AIM OF THE TASK
Make an exact copy of each entry, leaving out every picture.
### MATERIAL FOR THIS EXERCISE ###
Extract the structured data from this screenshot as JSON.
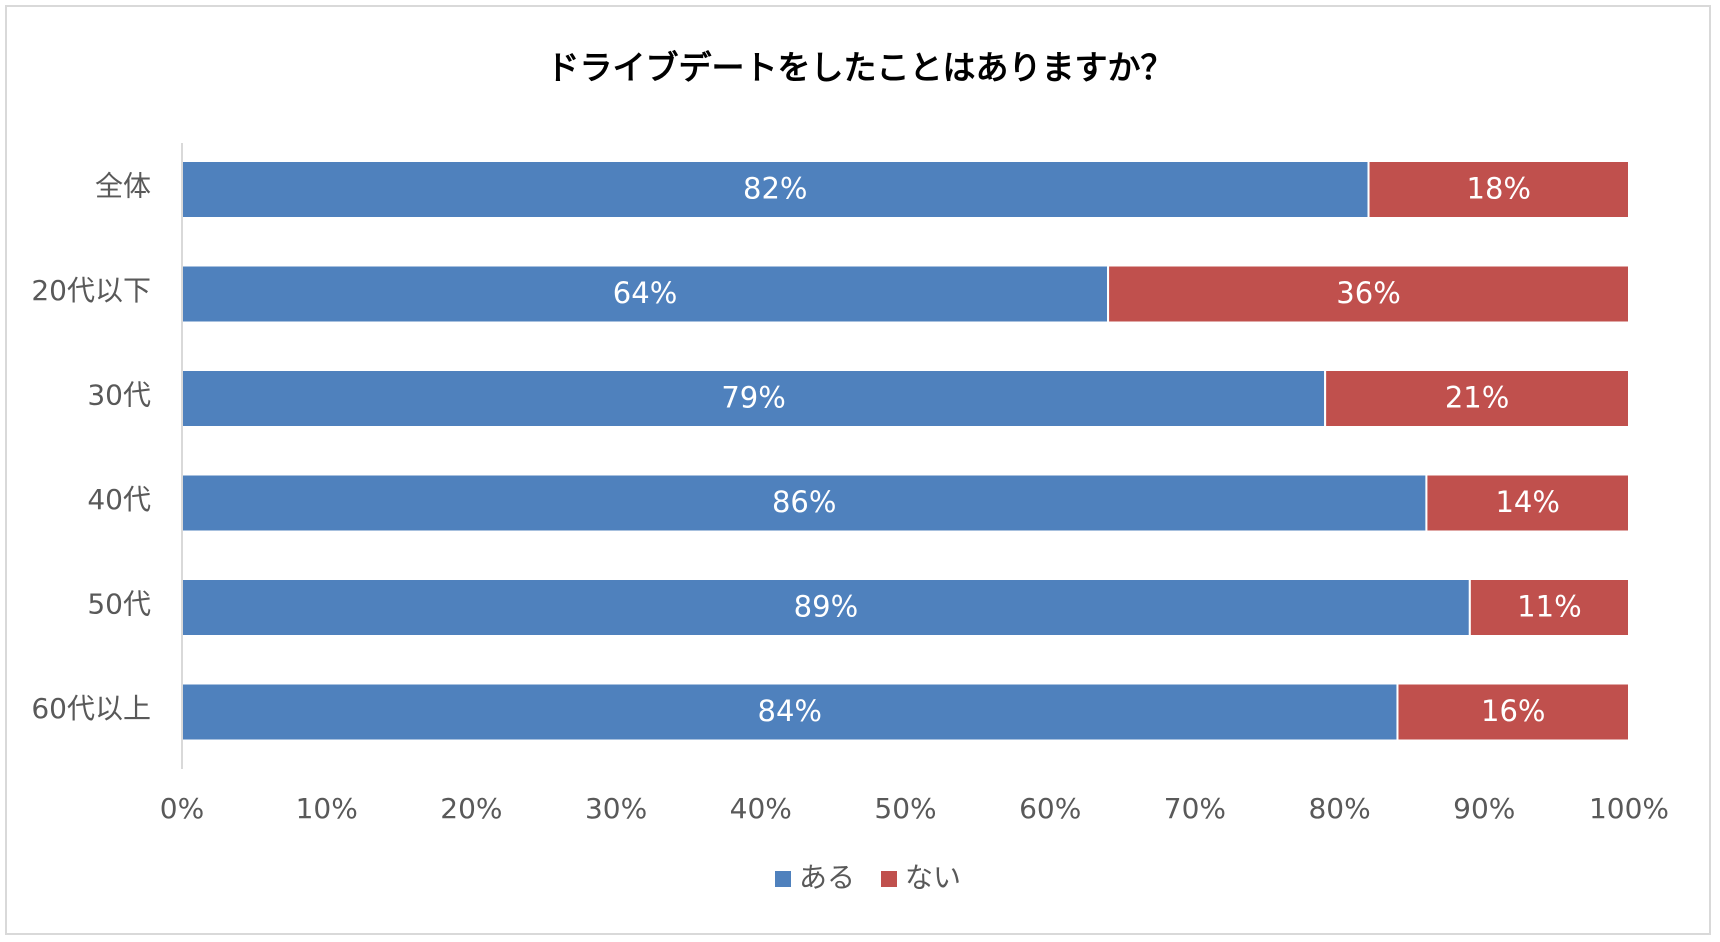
{
  "chart_data": {
    "type": "bar",
    "orientation": "horizontal",
    "stacked": "percent",
    "title": "ドライブデートをしたことはありますか？",
    "categories": [
      "全体",
      "20代以下",
      "30代",
      "40代",
      "50代",
      "60代以上"
    ],
    "series": [
      {
        "name": "ある",
        "color": "#4f81bd",
        "values": [
          82,
          64,
          79,
          86,
          89,
          84
        ],
        "labels": [
          "82%",
          "64%",
          "79%",
          "86%",
          "89%",
          "84%"
        ]
      },
      {
        "name": "ない",
        "color": "#c0504d",
        "values": [
          18,
          36,
          21,
          14,
          11,
          16
        ],
        "labels": [
          "18%",
          "36%",
          "21%",
          "14%",
          "11%",
          "16%"
        ]
      }
    ],
    "xlim": [
      0,
      100
    ],
    "x_ticks": [
      "0%",
      "10%",
      "20%",
      "30%",
      "40%",
      "50%",
      "60%",
      "70%",
      "80%",
      "90%",
      "100%"
    ],
    "grid": false,
    "legend_position": "bottom"
  }
}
###
OUTPUT
Extract the structured data from this screenshot as JSON.
{
  "chart_data": {
    "type": "bar",
    "orientation": "horizontal",
    "stacked": "percent",
    "title": "ドライブデートをしたことはありますか？",
    "categories": [
      "全体",
      "20代以下",
      "30代",
      "40代",
      "50代",
      "60代以上"
    ],
    "series": [
      {
        "name": "ある",
        "color": "#4f81bd",
        "values": [
          82,
          64,
          79,
          86,
          89,
          84
        ],
        "labels": [
          "82%",
          "64%",
          "79%",
          "86%",
          "89%",
          "84%"
        ]
      },
      {
        "name": "ない",
        "color": "#c0504d",
        "values": [
          18,
          36,
          21,
          14,
          11,
          16
        ],
        "labels": [
          "18%",
          "36%",
          "21%",
          "14%",
          "11%",
          "16%"
        ]
      }
    ],
    "xlim": [
      0,
      100
    ],
    "x_ticks": [
      "0%",
      "10%",
      "20%",
      "30%",
      "40%",
      "50%",
      "60%",
      "70%",
      "80%",
      "90%",
      "100%"
    ],
    "grid": false,
    "legend_position": "bottom"
  }
}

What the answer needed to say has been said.